Extract each line holding the word "problems" from the entries.

━━━━━ PROVIDED RECORDS ━━━━━

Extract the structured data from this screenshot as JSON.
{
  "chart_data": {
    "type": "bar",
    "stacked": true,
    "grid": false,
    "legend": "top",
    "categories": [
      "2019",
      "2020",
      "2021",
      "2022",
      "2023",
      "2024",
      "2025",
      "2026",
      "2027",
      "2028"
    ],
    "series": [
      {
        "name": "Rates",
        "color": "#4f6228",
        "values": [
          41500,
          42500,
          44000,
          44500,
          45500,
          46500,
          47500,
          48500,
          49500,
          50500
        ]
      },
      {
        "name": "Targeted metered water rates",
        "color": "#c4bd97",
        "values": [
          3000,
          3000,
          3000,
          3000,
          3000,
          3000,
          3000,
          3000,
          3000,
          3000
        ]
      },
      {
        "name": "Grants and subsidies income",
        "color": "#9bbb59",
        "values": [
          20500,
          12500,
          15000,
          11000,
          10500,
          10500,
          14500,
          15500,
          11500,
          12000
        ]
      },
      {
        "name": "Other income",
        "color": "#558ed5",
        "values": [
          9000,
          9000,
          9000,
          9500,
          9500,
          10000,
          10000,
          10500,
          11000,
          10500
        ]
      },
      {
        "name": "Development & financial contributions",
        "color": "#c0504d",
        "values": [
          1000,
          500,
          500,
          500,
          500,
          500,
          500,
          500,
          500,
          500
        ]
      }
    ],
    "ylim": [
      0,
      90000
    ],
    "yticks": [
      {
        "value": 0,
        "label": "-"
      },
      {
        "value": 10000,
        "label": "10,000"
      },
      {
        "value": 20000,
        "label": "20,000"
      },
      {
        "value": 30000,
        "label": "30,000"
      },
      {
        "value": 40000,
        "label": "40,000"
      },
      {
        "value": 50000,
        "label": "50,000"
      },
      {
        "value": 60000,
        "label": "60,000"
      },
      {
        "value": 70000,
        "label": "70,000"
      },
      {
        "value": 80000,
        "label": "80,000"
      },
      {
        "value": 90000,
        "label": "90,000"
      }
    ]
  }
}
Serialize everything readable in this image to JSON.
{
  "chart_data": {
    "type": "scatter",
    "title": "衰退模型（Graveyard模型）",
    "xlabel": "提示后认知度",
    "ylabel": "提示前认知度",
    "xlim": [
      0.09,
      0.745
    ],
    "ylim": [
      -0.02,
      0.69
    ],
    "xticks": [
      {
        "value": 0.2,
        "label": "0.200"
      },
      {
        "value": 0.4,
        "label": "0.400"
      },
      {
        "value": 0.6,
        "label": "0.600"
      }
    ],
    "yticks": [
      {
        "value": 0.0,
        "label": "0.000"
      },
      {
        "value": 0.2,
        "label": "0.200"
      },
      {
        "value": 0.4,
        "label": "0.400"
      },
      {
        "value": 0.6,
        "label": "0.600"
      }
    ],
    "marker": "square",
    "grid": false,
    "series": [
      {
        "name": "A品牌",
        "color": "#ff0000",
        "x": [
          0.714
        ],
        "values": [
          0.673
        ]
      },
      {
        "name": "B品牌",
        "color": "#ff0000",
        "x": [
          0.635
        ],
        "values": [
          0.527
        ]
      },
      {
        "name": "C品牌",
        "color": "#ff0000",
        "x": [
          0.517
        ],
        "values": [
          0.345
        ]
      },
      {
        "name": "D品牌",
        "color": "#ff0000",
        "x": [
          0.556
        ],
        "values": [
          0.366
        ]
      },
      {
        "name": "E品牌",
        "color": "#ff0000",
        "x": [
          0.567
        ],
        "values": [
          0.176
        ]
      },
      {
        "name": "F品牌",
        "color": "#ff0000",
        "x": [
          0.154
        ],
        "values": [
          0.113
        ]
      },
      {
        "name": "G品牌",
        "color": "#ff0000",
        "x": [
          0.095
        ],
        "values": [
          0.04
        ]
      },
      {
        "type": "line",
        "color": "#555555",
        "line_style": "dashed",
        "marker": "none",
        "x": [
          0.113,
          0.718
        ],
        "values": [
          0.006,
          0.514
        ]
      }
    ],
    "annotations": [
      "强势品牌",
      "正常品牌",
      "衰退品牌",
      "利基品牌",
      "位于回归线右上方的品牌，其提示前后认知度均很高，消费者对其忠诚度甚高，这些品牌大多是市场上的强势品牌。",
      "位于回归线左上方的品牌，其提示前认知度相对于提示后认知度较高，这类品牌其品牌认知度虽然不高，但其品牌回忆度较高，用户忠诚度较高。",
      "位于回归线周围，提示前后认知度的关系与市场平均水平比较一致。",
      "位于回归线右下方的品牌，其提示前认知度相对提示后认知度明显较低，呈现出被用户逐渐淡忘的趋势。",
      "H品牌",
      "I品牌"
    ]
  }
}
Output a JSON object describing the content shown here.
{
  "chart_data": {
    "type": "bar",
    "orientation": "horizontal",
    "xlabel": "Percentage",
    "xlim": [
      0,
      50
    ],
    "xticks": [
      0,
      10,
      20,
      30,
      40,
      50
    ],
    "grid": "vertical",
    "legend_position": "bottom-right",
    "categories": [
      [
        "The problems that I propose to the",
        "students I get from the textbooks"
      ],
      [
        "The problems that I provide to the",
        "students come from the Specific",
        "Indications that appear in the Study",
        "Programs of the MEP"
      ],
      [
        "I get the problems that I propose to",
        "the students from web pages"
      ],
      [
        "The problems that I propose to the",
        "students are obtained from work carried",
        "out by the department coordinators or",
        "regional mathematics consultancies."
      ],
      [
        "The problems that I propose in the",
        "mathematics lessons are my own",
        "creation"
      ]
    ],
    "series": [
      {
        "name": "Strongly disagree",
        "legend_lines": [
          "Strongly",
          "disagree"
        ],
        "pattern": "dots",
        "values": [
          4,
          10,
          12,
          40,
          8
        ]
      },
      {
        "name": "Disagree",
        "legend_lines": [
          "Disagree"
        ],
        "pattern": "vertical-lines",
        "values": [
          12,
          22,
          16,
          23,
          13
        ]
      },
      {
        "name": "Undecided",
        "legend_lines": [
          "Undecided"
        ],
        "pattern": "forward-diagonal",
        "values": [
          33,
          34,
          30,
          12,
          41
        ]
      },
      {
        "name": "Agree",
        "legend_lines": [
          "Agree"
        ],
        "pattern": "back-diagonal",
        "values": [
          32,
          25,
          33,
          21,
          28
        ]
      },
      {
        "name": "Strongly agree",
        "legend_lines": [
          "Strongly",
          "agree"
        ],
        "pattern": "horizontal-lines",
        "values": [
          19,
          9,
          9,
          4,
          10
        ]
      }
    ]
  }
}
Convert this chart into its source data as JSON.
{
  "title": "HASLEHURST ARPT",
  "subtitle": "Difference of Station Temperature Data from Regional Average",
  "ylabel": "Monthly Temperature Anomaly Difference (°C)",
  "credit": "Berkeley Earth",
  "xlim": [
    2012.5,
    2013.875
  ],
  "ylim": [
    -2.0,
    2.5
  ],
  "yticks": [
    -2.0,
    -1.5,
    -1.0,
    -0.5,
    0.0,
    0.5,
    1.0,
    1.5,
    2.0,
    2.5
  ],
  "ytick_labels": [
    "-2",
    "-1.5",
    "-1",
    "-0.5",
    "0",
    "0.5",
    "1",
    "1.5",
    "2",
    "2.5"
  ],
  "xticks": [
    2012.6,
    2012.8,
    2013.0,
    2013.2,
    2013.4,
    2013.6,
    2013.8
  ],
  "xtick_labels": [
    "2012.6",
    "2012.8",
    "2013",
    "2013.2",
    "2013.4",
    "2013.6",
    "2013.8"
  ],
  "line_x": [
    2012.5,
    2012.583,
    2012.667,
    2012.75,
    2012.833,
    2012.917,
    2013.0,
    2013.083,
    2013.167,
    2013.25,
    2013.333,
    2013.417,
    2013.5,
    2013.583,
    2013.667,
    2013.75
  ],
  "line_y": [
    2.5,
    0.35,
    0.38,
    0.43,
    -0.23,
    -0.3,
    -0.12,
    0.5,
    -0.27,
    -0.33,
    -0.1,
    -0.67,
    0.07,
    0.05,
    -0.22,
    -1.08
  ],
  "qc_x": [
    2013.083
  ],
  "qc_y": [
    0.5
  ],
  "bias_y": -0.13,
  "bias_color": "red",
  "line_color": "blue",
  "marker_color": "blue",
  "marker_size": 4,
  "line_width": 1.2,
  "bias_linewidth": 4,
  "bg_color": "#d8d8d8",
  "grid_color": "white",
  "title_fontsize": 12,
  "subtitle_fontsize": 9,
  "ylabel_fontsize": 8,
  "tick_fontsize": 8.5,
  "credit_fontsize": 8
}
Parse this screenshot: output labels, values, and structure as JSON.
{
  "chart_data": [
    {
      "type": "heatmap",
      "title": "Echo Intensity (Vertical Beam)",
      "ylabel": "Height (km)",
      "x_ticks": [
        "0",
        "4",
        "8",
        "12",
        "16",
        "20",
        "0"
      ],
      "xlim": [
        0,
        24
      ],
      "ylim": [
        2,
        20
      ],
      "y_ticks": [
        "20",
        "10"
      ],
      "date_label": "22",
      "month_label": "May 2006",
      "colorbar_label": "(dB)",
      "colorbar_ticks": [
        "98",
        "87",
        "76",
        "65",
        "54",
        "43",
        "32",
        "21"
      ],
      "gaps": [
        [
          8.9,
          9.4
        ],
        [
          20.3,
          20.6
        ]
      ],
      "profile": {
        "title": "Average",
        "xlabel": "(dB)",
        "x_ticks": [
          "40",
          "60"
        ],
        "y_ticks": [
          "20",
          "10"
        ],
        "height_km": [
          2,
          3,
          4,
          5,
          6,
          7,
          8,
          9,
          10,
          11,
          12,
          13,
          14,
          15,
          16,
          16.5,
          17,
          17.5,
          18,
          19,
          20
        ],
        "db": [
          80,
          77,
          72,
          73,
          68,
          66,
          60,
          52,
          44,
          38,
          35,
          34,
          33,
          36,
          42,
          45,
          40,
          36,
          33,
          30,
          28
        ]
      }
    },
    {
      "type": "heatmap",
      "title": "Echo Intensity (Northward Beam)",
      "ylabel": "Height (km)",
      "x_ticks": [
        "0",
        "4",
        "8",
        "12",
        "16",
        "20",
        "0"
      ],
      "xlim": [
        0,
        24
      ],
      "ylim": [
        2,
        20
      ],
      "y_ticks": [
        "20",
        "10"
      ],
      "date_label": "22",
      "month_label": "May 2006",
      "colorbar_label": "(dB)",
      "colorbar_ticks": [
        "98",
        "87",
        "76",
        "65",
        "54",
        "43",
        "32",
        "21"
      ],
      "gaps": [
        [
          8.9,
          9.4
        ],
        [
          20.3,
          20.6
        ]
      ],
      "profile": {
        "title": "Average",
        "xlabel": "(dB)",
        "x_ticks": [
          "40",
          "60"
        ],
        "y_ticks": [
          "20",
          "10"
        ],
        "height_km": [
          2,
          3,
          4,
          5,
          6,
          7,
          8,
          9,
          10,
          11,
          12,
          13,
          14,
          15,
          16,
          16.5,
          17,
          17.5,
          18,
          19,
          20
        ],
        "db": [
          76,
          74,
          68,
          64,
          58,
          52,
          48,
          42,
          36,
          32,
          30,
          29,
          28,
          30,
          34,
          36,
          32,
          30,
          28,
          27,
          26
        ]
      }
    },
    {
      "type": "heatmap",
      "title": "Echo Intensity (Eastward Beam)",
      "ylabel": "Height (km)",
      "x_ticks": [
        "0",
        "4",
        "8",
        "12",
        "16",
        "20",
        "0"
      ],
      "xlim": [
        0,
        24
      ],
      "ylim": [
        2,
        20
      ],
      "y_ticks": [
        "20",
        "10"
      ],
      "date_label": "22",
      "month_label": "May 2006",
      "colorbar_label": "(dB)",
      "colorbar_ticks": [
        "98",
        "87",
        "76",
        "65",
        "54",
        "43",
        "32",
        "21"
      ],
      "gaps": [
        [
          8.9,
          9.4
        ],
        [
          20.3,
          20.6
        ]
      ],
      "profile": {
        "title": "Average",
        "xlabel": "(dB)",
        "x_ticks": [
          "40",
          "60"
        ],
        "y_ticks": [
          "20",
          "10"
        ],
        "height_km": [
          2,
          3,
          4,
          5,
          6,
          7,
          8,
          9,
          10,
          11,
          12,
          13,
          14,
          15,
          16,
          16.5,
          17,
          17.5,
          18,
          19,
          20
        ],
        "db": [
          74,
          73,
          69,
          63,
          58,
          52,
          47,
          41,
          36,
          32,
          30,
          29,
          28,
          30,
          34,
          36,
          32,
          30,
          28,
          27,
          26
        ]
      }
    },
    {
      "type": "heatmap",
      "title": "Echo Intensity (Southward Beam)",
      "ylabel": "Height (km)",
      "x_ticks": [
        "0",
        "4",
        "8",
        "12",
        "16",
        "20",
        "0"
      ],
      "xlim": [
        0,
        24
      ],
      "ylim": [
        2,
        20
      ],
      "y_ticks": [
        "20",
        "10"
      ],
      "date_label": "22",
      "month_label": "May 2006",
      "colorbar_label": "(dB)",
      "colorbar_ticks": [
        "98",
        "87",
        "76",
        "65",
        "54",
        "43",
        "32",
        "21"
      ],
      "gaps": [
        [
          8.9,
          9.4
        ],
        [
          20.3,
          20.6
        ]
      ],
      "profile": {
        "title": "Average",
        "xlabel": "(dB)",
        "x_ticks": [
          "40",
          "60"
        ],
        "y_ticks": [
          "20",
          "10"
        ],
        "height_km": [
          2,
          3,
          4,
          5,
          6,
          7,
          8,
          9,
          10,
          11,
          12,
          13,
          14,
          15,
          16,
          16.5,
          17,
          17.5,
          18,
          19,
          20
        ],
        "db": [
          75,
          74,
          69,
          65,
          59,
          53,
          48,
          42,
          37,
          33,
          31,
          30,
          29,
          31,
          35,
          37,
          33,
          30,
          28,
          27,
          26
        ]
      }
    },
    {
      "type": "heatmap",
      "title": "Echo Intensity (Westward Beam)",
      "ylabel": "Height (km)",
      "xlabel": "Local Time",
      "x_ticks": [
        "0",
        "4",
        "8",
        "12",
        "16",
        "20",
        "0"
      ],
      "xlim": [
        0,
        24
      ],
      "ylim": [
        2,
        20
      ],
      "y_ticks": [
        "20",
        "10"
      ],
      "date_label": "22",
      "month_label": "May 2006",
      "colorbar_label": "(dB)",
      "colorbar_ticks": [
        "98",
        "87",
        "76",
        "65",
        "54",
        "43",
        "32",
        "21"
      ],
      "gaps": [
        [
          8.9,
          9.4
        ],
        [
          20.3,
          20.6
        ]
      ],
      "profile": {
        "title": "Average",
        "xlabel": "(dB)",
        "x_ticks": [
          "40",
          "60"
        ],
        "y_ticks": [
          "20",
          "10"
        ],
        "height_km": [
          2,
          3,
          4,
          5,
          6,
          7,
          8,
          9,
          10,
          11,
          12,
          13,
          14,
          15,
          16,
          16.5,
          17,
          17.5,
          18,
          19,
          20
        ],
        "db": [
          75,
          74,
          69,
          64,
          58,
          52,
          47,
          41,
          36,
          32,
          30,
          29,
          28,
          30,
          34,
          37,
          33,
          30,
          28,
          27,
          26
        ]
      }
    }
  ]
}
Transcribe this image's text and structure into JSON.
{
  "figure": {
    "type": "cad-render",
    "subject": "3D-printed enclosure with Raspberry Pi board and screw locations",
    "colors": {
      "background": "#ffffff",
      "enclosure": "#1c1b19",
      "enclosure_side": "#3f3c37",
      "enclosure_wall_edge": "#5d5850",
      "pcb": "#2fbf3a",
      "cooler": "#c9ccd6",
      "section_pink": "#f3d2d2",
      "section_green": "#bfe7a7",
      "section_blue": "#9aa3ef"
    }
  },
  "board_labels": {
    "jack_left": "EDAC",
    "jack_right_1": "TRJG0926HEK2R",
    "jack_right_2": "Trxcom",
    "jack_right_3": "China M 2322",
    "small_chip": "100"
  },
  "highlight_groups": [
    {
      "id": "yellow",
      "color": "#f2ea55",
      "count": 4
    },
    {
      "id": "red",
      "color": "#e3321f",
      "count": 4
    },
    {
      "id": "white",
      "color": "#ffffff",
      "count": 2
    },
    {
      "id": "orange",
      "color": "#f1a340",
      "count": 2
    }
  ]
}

━━━━━

* [ANSWER TO THIS EXERCISE]:
        "The problems that I propose to the",
        "The problems that I provide to the",
        "I get the problems that I propose to",
        "The problems that I propose to the",
        "The problems that I propose in the",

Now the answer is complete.